| Exercise |
Filter these entries so that only lines with the word "Estudiante" remain.

-- begin Data section --

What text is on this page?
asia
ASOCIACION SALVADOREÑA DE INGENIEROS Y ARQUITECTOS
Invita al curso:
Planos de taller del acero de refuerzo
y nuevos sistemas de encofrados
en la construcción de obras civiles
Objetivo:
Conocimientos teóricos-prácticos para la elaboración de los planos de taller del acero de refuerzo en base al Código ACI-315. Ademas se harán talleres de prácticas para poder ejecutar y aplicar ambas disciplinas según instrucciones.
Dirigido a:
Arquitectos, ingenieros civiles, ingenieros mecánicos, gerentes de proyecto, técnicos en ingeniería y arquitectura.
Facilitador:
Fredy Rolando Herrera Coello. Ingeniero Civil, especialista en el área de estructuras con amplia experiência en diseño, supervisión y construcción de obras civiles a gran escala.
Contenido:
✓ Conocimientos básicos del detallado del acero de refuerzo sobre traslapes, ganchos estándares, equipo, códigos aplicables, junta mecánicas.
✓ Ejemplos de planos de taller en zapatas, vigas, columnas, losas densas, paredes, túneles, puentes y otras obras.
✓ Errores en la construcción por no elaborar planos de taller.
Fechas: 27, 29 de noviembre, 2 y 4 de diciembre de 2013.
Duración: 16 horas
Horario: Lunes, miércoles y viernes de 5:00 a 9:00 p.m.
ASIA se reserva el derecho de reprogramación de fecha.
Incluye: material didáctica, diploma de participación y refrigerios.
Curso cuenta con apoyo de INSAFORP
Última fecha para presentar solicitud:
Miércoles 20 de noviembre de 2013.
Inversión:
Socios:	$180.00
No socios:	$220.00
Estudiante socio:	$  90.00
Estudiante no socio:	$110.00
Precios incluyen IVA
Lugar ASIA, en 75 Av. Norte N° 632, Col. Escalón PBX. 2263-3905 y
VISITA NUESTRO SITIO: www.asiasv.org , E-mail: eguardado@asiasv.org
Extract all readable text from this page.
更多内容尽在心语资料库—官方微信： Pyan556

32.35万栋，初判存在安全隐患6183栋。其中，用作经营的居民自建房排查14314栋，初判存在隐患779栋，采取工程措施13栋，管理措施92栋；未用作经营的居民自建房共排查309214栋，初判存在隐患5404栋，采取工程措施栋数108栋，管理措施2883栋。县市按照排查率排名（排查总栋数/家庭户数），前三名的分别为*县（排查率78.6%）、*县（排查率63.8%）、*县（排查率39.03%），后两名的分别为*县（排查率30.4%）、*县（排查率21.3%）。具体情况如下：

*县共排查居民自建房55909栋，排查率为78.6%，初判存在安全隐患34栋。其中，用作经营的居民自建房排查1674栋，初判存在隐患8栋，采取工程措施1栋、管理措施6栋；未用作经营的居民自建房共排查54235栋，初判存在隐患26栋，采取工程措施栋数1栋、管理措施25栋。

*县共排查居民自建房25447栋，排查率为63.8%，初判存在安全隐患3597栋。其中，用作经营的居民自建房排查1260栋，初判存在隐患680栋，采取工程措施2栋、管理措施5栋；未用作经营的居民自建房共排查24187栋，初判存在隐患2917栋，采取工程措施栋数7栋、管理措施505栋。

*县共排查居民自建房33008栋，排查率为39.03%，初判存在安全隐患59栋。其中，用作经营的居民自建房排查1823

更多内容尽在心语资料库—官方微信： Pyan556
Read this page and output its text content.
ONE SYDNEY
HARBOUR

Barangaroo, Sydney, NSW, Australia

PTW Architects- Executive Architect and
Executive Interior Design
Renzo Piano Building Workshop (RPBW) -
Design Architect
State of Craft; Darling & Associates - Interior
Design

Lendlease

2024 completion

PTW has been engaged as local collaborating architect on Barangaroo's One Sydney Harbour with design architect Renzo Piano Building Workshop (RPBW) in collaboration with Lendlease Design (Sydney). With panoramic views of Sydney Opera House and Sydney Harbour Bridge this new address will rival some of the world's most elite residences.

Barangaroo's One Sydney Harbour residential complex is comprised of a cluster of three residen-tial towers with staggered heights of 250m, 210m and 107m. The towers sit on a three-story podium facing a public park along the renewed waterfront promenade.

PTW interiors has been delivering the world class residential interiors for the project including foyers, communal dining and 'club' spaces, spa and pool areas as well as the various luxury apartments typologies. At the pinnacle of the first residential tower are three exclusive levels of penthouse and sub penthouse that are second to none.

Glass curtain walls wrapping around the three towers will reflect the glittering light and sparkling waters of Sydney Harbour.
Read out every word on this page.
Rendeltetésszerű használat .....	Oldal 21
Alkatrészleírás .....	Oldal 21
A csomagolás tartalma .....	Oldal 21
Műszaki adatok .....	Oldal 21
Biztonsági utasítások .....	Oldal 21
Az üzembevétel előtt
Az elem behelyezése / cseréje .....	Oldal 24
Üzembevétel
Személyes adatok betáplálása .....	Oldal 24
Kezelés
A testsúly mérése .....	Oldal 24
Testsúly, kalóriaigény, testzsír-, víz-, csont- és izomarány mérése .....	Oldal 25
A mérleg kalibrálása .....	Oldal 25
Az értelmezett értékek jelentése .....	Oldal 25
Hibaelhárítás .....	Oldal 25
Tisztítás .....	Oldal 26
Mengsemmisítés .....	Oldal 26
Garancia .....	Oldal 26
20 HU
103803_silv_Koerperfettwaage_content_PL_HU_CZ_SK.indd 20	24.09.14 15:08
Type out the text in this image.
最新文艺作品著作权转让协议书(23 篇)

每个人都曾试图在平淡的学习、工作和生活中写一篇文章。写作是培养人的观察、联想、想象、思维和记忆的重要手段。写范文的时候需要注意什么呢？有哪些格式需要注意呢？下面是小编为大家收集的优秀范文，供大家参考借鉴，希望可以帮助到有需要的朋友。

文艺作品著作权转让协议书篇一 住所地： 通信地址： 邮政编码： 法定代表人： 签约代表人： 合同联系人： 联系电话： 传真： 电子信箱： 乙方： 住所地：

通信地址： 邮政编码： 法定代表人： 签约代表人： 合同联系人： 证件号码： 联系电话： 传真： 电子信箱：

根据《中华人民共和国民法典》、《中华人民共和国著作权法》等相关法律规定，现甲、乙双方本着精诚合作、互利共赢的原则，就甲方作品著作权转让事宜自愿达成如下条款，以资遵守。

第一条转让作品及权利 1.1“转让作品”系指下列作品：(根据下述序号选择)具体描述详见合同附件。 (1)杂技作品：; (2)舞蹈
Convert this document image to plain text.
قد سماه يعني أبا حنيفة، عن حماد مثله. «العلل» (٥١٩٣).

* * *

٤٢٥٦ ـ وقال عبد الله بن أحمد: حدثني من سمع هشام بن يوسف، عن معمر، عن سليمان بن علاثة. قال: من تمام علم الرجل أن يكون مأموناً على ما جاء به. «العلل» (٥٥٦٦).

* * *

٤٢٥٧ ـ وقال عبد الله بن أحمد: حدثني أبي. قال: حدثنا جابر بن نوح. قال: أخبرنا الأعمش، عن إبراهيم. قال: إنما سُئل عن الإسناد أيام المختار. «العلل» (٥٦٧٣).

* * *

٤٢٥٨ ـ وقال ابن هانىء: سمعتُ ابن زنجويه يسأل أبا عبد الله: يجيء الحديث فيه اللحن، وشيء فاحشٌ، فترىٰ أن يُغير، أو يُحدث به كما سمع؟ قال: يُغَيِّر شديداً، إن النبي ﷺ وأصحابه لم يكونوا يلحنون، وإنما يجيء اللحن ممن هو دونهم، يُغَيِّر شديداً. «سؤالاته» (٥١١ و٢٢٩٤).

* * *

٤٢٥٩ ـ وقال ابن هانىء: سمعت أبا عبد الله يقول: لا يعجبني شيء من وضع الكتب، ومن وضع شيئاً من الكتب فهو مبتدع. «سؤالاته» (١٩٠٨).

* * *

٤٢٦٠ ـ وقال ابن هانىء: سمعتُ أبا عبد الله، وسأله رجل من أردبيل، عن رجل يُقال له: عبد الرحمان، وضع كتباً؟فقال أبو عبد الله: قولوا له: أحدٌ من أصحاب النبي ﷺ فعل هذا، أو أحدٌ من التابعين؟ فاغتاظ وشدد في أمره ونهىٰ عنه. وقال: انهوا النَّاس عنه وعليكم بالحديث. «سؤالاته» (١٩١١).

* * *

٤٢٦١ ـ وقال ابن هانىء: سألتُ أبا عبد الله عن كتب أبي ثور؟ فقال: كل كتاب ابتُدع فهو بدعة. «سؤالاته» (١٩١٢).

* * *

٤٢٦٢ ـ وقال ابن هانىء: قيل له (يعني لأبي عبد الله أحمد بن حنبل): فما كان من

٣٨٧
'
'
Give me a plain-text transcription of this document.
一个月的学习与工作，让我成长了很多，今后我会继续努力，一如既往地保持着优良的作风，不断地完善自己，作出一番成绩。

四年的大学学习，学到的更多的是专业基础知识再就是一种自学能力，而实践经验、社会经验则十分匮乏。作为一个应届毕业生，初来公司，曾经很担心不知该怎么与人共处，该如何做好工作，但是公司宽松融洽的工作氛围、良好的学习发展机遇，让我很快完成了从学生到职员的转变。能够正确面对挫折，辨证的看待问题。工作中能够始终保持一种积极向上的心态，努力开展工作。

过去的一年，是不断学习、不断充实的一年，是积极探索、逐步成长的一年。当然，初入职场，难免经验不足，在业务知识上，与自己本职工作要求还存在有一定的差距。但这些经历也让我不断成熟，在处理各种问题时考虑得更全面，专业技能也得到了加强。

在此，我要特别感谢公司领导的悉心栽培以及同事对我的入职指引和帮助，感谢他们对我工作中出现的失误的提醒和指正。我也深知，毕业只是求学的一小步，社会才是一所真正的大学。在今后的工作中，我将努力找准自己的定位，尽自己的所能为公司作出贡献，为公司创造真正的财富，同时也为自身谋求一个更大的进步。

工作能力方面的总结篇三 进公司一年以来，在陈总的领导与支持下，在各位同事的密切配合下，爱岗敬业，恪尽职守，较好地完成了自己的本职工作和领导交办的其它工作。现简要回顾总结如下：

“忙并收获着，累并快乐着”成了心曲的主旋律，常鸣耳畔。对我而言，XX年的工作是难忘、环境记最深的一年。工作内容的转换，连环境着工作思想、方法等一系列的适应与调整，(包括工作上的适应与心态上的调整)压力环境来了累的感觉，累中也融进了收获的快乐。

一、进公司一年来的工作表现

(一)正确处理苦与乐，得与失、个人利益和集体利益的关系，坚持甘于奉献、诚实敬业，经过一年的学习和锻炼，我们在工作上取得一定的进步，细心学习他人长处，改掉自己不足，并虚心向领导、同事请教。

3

-- end Data section --

| Complete output |
Estudiante socio:	$  90.00
Estudiante no socio:	$110.00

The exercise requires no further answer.